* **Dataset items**
────────────────────────────────────────

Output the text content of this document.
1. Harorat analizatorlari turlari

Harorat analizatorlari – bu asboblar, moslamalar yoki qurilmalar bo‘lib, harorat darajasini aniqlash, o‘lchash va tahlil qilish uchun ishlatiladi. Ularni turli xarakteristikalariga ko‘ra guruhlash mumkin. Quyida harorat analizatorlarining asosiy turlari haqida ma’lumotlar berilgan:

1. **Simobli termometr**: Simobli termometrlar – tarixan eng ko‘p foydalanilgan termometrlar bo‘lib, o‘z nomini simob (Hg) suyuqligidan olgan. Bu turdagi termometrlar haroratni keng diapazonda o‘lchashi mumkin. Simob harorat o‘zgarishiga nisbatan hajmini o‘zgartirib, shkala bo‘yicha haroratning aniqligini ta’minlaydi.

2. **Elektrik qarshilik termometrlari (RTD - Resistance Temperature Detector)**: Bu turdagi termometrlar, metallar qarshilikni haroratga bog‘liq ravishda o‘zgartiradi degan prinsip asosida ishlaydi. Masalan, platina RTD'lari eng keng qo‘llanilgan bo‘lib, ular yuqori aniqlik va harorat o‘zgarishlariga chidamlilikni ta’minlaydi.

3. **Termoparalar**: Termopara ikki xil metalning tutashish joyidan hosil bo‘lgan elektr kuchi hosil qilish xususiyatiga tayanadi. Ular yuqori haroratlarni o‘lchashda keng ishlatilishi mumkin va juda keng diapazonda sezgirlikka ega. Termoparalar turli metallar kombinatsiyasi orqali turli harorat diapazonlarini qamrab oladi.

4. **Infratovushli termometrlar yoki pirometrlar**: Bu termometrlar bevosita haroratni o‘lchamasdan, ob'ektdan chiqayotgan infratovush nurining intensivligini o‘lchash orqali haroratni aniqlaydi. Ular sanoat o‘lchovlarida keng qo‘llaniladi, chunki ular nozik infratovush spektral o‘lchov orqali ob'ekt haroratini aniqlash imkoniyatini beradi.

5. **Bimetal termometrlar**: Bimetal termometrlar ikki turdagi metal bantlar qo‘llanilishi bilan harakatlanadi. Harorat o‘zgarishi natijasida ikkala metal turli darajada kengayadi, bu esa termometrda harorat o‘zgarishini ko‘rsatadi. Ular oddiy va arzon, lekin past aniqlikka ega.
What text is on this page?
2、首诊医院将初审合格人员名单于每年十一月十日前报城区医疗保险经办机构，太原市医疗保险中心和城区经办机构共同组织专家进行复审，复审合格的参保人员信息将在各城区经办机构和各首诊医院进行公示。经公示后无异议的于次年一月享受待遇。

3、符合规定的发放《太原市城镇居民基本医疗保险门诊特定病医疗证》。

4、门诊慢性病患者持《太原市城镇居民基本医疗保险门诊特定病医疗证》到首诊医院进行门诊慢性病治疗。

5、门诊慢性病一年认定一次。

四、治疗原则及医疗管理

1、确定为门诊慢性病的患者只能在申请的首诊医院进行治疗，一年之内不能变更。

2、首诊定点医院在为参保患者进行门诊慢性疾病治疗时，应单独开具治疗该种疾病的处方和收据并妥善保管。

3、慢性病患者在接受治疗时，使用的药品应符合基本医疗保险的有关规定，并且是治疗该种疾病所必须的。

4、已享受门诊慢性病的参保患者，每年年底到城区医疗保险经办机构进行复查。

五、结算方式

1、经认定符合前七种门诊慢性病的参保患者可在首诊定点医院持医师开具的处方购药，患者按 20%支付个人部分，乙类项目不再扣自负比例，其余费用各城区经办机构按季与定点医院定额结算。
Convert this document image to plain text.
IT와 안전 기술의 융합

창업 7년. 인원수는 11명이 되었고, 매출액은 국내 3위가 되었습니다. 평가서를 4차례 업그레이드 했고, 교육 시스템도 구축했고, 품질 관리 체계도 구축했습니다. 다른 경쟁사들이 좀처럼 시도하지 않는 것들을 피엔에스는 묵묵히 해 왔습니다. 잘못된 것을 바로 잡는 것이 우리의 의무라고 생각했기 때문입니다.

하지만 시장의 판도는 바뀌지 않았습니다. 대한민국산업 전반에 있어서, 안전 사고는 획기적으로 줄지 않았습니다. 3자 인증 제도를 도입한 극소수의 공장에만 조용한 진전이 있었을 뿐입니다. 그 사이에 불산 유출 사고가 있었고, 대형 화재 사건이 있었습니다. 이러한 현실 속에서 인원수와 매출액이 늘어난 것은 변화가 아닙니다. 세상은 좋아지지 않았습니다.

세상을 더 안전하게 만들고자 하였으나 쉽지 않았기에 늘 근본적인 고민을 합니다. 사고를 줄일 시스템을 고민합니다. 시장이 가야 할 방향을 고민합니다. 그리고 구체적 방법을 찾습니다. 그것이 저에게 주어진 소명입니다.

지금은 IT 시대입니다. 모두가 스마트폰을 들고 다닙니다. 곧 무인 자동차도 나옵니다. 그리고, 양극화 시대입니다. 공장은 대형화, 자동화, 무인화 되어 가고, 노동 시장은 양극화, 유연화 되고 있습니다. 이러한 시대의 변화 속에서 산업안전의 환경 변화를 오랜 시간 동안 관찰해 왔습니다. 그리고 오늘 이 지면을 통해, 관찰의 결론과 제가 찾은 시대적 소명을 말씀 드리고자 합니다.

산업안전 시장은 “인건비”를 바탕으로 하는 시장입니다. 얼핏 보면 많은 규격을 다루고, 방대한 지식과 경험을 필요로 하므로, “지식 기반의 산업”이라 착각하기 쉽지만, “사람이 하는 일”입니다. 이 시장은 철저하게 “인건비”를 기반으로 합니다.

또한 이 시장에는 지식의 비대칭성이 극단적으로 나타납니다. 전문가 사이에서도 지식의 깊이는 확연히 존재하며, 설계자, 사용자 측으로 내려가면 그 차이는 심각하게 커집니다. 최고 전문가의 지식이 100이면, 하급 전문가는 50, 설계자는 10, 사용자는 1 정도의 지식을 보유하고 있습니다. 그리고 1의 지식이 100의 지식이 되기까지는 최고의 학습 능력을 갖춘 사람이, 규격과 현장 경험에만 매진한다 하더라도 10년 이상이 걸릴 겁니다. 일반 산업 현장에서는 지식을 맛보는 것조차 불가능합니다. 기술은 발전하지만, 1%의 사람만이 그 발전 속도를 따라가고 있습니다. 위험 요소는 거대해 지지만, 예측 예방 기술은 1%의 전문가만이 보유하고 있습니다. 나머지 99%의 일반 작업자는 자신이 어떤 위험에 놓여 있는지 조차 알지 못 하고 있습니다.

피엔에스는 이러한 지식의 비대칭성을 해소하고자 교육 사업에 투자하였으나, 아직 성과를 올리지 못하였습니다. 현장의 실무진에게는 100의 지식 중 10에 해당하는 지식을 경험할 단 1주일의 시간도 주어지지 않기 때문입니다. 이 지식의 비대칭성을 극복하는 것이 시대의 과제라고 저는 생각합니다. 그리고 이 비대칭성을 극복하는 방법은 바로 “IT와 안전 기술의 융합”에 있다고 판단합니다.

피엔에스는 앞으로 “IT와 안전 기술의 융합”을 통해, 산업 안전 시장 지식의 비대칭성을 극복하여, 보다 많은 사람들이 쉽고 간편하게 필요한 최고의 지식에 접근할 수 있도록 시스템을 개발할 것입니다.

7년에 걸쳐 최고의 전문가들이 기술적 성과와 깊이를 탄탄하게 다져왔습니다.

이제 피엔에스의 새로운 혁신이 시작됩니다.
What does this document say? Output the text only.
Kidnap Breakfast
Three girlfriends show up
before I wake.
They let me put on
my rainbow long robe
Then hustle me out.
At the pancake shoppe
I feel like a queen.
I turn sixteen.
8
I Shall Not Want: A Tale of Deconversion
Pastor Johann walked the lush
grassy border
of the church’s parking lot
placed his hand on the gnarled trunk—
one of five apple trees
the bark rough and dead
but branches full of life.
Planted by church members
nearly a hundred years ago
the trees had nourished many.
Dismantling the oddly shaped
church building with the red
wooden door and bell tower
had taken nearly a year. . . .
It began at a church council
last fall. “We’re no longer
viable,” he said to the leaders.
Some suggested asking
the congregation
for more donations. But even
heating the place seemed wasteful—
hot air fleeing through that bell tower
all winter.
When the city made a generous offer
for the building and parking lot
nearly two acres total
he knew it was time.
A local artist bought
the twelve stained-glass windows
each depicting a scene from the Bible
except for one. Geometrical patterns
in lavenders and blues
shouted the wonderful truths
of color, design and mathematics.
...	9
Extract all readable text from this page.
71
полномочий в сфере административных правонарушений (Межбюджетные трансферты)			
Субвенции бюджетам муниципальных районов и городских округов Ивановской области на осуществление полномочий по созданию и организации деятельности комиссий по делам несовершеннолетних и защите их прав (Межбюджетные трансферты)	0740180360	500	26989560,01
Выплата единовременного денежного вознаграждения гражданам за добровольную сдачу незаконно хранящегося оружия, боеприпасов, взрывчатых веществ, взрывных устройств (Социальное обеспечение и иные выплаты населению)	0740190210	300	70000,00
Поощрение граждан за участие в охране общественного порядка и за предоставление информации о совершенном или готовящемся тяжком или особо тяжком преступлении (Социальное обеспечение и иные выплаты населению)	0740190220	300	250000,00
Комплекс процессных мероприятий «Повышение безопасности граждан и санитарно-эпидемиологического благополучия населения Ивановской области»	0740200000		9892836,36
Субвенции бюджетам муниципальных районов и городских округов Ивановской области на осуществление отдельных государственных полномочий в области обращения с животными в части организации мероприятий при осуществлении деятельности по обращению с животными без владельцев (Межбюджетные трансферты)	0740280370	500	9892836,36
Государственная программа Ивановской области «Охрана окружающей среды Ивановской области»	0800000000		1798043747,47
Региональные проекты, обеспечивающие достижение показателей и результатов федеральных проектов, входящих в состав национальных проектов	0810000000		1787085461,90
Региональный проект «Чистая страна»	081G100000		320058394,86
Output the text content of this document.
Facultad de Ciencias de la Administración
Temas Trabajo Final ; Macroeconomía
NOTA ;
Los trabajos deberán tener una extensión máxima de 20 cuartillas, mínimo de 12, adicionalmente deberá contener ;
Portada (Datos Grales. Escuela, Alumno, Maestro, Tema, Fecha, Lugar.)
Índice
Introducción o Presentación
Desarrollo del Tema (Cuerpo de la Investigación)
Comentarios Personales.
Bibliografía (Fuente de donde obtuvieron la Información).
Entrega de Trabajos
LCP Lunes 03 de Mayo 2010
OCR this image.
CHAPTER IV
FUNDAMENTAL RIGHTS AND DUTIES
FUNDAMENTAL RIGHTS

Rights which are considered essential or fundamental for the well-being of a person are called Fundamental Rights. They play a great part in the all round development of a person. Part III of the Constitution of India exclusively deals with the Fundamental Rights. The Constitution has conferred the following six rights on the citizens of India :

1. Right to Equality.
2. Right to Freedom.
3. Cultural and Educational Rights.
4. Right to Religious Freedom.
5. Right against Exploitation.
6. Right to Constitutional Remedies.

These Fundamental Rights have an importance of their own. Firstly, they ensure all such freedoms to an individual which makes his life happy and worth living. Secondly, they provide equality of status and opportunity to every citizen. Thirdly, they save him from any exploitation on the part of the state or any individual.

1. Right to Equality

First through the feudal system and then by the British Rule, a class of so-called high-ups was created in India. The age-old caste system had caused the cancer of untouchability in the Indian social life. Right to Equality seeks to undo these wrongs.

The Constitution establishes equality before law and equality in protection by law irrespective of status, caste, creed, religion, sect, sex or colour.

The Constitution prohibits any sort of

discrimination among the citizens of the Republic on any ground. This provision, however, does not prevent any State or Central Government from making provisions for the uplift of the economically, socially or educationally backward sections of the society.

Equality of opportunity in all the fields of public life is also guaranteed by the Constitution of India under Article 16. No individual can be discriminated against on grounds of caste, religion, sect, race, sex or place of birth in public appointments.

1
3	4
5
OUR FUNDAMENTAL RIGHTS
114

────────────────────────────────────────

Looking at the records above, tally the lines holding "status" and reply with that number only.

* **EXERCISE RESULT**
2